[Begin]
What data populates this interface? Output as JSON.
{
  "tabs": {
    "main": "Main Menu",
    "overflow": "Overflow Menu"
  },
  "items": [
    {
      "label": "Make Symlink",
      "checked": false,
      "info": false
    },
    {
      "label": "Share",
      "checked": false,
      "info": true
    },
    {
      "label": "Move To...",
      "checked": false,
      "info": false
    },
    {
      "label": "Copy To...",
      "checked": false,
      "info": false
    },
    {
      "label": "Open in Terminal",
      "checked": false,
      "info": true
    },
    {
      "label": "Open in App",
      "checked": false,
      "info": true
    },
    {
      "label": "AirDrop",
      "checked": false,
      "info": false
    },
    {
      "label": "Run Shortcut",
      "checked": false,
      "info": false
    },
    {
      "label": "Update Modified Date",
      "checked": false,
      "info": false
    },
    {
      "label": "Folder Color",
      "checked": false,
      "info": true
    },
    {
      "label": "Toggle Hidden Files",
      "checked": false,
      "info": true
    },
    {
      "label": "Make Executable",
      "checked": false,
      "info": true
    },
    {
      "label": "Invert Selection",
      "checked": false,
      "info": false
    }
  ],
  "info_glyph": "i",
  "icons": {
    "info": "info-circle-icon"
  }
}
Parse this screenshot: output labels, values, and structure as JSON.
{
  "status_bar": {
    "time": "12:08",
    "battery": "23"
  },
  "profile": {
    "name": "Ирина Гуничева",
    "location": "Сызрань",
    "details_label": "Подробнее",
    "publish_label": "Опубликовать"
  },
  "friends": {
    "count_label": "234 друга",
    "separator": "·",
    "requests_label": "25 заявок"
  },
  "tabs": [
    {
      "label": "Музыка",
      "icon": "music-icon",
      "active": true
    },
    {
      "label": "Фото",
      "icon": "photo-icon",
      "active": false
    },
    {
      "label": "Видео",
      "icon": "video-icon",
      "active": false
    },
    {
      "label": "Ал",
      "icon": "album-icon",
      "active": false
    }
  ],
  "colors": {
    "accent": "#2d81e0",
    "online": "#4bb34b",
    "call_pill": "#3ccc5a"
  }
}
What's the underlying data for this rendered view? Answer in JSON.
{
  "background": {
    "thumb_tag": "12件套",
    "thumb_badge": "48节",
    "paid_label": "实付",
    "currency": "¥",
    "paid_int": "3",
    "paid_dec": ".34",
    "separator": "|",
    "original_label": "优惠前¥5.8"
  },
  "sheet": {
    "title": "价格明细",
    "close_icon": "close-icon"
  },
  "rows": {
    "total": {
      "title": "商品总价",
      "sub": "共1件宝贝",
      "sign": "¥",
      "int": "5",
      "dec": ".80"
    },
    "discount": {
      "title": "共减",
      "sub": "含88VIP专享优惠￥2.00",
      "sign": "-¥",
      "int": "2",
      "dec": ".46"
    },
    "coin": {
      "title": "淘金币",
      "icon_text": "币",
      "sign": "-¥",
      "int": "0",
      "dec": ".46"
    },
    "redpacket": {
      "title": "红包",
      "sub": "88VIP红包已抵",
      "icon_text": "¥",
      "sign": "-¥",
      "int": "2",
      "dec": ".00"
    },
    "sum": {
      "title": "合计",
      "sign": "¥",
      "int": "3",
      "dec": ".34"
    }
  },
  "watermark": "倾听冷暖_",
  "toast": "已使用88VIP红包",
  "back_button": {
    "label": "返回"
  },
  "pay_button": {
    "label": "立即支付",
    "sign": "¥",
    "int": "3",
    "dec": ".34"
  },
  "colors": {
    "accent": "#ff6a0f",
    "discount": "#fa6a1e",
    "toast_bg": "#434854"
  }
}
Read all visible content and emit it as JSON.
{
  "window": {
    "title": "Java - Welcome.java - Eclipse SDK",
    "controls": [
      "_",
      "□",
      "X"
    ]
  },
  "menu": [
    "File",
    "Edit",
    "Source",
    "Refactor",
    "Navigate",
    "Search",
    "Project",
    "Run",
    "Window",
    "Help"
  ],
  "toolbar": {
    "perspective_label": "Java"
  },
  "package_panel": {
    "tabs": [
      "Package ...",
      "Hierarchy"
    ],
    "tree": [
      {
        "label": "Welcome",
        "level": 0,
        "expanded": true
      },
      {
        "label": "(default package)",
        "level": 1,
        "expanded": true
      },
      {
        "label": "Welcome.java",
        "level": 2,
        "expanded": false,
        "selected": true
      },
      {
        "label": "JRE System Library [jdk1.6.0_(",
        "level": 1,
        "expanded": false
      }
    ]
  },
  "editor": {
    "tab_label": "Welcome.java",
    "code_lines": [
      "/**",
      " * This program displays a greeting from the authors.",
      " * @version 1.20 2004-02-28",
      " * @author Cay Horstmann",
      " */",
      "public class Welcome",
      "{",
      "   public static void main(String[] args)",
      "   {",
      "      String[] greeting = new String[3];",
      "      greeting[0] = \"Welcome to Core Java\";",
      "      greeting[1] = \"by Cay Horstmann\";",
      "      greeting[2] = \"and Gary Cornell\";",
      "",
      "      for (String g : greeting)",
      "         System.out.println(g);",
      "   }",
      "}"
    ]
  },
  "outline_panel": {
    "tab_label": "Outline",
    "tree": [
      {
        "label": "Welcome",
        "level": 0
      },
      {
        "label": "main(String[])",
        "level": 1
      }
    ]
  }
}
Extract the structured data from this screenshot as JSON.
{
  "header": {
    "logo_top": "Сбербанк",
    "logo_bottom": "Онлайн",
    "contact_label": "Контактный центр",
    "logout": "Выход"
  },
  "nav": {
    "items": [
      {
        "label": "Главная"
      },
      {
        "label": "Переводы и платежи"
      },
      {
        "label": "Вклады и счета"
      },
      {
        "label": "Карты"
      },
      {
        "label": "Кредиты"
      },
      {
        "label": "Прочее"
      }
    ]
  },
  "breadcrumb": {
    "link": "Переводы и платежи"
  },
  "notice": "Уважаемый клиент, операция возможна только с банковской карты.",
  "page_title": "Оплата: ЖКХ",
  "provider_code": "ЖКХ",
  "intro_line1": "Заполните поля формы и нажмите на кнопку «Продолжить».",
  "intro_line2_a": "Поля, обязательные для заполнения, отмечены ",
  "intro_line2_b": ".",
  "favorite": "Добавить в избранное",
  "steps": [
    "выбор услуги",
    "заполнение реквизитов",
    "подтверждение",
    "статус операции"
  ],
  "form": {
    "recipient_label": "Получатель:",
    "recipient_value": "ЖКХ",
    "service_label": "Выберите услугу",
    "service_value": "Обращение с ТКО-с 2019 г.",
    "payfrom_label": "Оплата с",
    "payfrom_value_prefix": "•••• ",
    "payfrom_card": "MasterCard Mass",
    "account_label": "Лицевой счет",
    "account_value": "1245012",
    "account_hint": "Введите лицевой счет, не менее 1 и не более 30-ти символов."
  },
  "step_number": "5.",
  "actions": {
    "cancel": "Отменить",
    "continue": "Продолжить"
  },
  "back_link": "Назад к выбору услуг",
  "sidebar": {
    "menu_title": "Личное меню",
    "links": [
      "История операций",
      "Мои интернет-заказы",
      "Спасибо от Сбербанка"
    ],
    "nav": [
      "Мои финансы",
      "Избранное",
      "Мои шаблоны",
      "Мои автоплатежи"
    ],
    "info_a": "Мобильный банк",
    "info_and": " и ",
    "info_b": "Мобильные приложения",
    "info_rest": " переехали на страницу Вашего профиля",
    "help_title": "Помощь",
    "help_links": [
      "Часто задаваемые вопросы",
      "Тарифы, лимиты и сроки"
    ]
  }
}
[End]
* [WORK INSTRUCTIONS] Note how many lines in the material hold the word "Продолжить", and give that number with nothing added.

* [FINISHED TASK] 2